> Written request
Every line of the records below should be restated exactly.
++++ Input material
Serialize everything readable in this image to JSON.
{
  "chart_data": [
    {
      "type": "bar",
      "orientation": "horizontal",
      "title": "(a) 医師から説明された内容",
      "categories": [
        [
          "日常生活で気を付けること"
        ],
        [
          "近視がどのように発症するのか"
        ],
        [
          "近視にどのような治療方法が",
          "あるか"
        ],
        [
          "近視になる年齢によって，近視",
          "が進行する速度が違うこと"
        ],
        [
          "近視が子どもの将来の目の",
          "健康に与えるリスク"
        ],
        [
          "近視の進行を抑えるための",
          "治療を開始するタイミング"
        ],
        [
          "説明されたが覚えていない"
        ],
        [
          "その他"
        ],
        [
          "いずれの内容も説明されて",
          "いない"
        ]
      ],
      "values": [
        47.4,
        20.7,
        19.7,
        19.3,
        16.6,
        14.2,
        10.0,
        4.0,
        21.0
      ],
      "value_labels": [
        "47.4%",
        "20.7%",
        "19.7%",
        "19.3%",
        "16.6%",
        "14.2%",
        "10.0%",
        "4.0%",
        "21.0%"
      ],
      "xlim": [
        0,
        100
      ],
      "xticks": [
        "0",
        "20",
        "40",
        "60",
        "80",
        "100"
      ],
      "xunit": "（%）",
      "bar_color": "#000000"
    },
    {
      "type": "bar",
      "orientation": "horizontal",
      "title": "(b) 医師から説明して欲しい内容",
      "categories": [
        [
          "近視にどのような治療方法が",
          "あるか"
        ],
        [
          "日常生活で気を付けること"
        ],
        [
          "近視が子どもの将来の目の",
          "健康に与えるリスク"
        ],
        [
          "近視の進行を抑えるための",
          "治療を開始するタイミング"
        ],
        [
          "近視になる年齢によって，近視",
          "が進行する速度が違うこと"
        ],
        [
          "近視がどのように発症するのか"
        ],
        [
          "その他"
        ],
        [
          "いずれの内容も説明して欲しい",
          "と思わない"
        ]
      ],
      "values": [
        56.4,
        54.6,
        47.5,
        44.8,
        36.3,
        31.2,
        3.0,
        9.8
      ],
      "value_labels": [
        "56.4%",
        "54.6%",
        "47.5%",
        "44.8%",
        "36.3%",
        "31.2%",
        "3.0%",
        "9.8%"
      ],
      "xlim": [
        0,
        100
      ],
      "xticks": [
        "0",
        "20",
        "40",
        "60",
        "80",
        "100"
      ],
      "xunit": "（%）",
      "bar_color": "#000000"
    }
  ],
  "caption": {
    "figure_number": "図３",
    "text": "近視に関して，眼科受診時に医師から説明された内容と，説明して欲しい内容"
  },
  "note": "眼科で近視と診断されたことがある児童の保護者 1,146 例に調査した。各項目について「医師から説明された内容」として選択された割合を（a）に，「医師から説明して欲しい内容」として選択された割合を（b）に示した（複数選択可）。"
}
++++++++
> Complete answer
Serialize everything readable in this image to JSON.
{
  "chart_data": [
    {
      "type": "bar",
      "orientation": "horizontal",
      "title": "(a) 医師から説明された内容",
      "categories": [
        [
          "日常生活で気を付けること"
        ],
        [
          "近視がどのように発症するのか"
        ],
        [
          "近視にどのような治療方法が",
          "あるか"
        ],
        [
          "近視になる年齢によって，近視",
          "が進行する速度が違うこと"
        ],
        [
          "近視が子どもの将来の目の",
          "健康に与えるリスク"
        ],
        [
          "近視の進行を抑えるための",
          "治療を開始するタイミング"
        ],
        [
          "説明されたが覚えていない"
        ],
        [
          "その他"
        ],
        [
          "いずれの内容も説明されて",
          "いない"
        ]
      ],
      "values": [
        47.4,
        20.7,
        19.7,
        19.3,
        16.6,
        14.2,
        10.0,
        4.0,
        21.0
      ],
      "value_labels": [
        "47.4%",
        "20.7%",
        "19.7%",
        "19.3%",
        "16.6%",
        "14.2%",
        "10.0%",
        "4.0%",
        "21.0%"
      ],
      "xlim": [
        0,
        100
      ],
      "xticks": [
        "0",
        "20",
        "40",
        "60",
        "80",
        "100"
      ],
      "xunit": "（%）",
      "bar_color": "#000000"
    },
    {
      "type": "bar",
      "orientation": "horizontal",
      "title": "(b) 医師から説明して欲しい内容",
      "categories": [
        [
          "近視にどのような治療方法が",
          "あるか"
        ],
        [
          "日常生活で気を付けること"
        ],
        [
          "近視が子どもの将来の目の",
          "健康に与えるリスク"
        ],
        [
          "近視の進行を抑えるための",
          "治療を開始するタイミング"
        ],
        [
          "近視になる年齢によって，近視",
          "が進行する速度が違うこと"
        ],
        [
          "近視がどのように発症するのか"
        ],
        [
          "その他"
        ],
        [
          "いずれの内容も説明して欲しい",
          "と思わない"
        ]
      ],
      "values": [
        56.4,
        54.6,
        47.5,
        44.8,
        36.3,
        31.2,
        3.0,
        9.8
      ],
      "value_labels": [
        "56.4%",
        "54.6%",
        "47.5%",
        "44.8%",
        "36.3%",
        "31.2%",
        "3.0%",
        "9.8%"
      ],
      "xlim": [
        0,
        100
      ],
      "xticks": [
        "0",
        "20",
        "40",
        "60",
        "80",
        "100"
      ],
      "xunit": "（%）",
      "bar_color": "#000000"
    }
  ],
  "caption": {
    "figure_number": "図３",
    "text": "近視に関して，眼科受診時に医師から説明された内容と，説明して欲しい内容"
  },
  "note": "眼科で近視と診断されたことがある児童の保護者 1,146 例に調査した。各項目について「医師から説明された内容」として選択された割合を（a）に，「医師から説明して欲しい内容」として選択された割合を（b）に示した（複数選択可）。"
}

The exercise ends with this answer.